Work to be completed: Reproduce the data that follows in its entirety, character for character.
==========
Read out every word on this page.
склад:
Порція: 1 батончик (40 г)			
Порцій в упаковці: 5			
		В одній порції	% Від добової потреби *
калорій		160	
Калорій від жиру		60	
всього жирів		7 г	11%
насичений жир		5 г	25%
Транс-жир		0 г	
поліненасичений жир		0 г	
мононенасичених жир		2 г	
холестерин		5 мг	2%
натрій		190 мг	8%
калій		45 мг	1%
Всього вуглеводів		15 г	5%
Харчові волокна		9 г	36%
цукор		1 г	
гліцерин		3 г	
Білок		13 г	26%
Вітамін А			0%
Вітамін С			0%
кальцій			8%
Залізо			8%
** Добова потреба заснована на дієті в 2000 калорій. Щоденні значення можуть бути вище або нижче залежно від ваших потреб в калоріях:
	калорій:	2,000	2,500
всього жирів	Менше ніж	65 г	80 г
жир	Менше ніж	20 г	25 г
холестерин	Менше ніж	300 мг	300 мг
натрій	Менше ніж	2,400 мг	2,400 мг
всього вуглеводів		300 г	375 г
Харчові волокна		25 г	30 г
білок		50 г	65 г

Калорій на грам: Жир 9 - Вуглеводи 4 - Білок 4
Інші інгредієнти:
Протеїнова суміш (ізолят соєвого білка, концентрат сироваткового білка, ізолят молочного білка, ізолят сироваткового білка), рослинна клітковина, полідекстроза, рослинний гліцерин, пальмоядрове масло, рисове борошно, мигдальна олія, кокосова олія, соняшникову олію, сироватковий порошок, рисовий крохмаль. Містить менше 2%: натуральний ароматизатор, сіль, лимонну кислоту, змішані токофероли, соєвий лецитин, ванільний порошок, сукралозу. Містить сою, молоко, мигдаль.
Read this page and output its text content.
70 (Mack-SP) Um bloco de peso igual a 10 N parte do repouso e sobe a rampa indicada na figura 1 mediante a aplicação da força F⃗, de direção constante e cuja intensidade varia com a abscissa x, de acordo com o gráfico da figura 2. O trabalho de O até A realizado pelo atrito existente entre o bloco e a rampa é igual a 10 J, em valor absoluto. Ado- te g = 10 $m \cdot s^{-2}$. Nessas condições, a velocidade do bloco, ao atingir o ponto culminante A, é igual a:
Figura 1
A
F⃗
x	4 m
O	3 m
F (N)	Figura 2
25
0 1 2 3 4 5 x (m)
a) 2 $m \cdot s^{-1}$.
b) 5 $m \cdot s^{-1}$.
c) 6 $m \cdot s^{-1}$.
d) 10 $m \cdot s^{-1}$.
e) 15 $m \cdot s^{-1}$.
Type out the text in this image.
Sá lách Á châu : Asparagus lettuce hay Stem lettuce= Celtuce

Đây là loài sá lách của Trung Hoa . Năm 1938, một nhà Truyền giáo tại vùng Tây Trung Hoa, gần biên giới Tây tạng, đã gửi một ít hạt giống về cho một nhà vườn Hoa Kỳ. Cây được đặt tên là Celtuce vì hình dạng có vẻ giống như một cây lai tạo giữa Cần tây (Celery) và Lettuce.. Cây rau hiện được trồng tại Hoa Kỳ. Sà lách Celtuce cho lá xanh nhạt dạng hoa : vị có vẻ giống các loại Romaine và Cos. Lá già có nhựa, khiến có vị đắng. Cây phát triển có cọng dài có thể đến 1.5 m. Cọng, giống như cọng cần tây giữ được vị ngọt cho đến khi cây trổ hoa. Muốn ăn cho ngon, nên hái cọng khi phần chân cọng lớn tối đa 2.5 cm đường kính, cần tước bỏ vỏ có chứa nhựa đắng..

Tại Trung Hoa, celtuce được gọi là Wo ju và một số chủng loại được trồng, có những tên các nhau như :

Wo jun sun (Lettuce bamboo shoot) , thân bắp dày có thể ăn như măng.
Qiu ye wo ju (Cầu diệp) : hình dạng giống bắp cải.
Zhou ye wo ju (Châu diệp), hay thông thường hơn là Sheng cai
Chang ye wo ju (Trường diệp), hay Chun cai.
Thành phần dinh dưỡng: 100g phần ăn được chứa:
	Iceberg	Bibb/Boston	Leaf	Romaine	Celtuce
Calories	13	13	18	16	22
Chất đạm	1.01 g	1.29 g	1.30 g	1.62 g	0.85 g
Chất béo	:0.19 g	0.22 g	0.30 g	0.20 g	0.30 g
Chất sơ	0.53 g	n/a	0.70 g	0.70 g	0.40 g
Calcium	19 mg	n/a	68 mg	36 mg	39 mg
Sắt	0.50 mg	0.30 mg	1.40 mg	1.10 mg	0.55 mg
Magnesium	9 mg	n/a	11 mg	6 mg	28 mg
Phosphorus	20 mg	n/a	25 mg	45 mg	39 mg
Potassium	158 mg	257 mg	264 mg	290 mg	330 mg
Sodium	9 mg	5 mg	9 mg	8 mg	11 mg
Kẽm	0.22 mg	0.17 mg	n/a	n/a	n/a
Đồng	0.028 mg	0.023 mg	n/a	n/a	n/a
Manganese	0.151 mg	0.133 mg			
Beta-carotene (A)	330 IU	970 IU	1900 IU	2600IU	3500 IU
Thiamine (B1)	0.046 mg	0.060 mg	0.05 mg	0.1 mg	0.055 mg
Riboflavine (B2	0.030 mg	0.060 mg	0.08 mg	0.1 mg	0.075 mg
==========
In response:
Read out every word on this page.
склад:
Порція: 1 батончик (40 г)			
Порцій в упаковці: 5			
		В одній порції	% Від добової потреби *
калорій		160	
Калорій від жиру		60	
всього жирів		7 г	11%
насичений жир		5 г	25%
Транс-жир		0 г	
поліненасичений жир		0 г	
мононенасичених жир		2 г	
холестерин		5 мг	2%
натрій		190 мг	8%
калій		45 мг	1%
Всього вуглеводів		15 г	5%
Харчові волокна		9 г	36%
цукор		1 г	
гліцерин		3 г	
Білок		13 г	26%
Вітамін А			0%
Вітамін С			0%
кальцій			8%
Залізо			8%
** Добова потреба заснована на дієті в 2000 калорій. Щоденні значення можуть бути вище або нижче залежно від ваших потреб в калоріях:
	калорій:	2,000	2,500
всього жирів	Менше ніж	65 г	80 г
жир	Менше ніж	20 г	25 г
холестерин	Менше ніж	300 мг	300 мг
натрій	Менше ніж	2,400 мг	2,400 мг
всього вуглеводів		300 г	375 г
Харчові волокна		25 г	30 г
білок		50 г	65 г

Калорій на грам: Жир 9 - Вуглеводи 4 - Білок 4
Інші інгредієнти:
Протеїнова суміш (ізолят соєвого білка, концентрат сироваткового білка, ізолят молочного білка, ізолят сироваткового білка), рослинна клітковина, полідекстроза, рослинний гліцерин, пальмоядрове масло, рисове борошно, мигдальна олія, кокосова олія, соняшникову олію, сироватковий порошок, рисовий крохмаль. Містить менше 2%: натуральний ароматизатор, сіль, лимонну кислоту, змішані токофероли, соєвий лецитин, ванільний порошок, сукралозу. Містить сою, молоко, мигдаль.
Read this page and output its text content.
70 (Mack-SP) Um bloco de peso igual a 10 N parte do repouso e sobe a rampa indicada na figura 1 mediante a aplicação da força F⃗, de direção constante e cuja intensidade varia com a abscissa x, de acordo com o gráfico da figura 2. O trabalho de O até A realizado pelo atrito existente entre o bloco e a rampa é igual a 10 J, em valor absoluto. Ado- te g = 10 $m \cdot s^{-2}$. Nessas condições, a velocidade do bloco, ao atingir o ponto culminante A, é igual a:
Figura 1
A
F⃗
x	4 m
O	3 m
F (N)	Figura 2
25
0 1 2 3 4 5 x (m)
a) 2 $m \cdot s^{-1}$.
b) 5 $m \cdot s^{-1}$.
c) 6 $m \cdot s^{-1}$.
d) 10 $m \cdot s^{-1}$.
e) 15 $m \cdot s^{-1}$.
Type out the text in this image.
Sá lách Á châu : Asparagus lettuce hay Stem lettuce= Celtuce

Đây là loài sá lách của Trung Hoa . Năm 1938, một nhà Truyền giáo tại vùng Tây Trung Hoa, gần biên giới Tây tạng, đã gửi một ít hạt giống về cho một nhà vườn Hoa Kỳ. Cây được đặt tên là Celtuce vì hình dạng có vẻ giống như một cây lai tạo giữa Cần tây (Celery) và Lettuce.. Cây rau hiện được trồng tại Hoa Kỳ. Sà lách Celtuce cho lá xanh nhạt dạng hoa : vị có vẻ giống các loại Romaine và Cos. Lá già có nhựa, khiến có vị đắng. Cây phát triển có cọng dài có thể đến 1.5 m. Cọng, giống như cọng cần tây giữ được vị ngọt cho đến khi cây trổ hoa. Muốn ăn cho ngon, nên hái cọng khi phần chân cọng lớn tối đa 2.5 cm đường kính, cần tước bỏ vỏ có chứa nhựa đắng..

Tại Trung Hoa, celtuce được gọi là Wo ju và một số chủng loại được trồng, có những tên các nhau như :

Wo jun sun (Lettuce bamboo shoot) , thân bắp dày có thể ăn như măng.
Qiu ye wo ju (Cầu diệp) : hình dạng giống bắp cải.
Zhou ye wo ju (Châu diệp), hay thông thường hơn là Sheng cai
Chang ye wo ju (Trường diệp), hay Chun cai.
Thành phần dinh dưỡng: 100g phần ăn được chứa:
	Iceberg	Bibb/Boston	Leaf	Romaine	Celtuce
Calories	13	13	18	16	22
Chất đạm	1.01 g	1.29 g	1.30 g	1.62 g	0.85 g
Chất béo	:0.19 g	0.22 g	0.30 g	0.20 g	0.30 g
Chất sơ	0.53 g	n/a	0.70 g	0.70 g	0.40 g
Calcium	19 mg	n/a	68 mg	36 mg	39 mg
Sắt	0.50 mg	0.30 mg	1.40 mg	1.10 mg	0.55 mg
Magnesium	9 mg	n/a	11 mg	6 mg	28 mg
Phosphorus	20 mg	n/a	25 mg	45 mg	39 mg
Potassium	158 mg	257 mg	264 mg	290 mg	330 mg
Sodium	9 mg	5 mg	9 mg	8 mg	11 mg
Kẽm	0.22 mg	0.17 mg	n/a	n/a	n/a
Đồng	0.028 mg	0.023 mg	n/a	n/a	n/a
Manganese	0.151 mg	0.133 mg			
Beta-carotene (A)	330 IU	970 IU	1900 IU	2600IU	3500 IU
Thiamine (B1)	0.046 mg	0.060 mg	0.05 mg	0.1 mg	0.055 mg
Riboflavine (B2	0.030 mg	0.060 mg	0.08 mg	0.1 mg	0.075 mg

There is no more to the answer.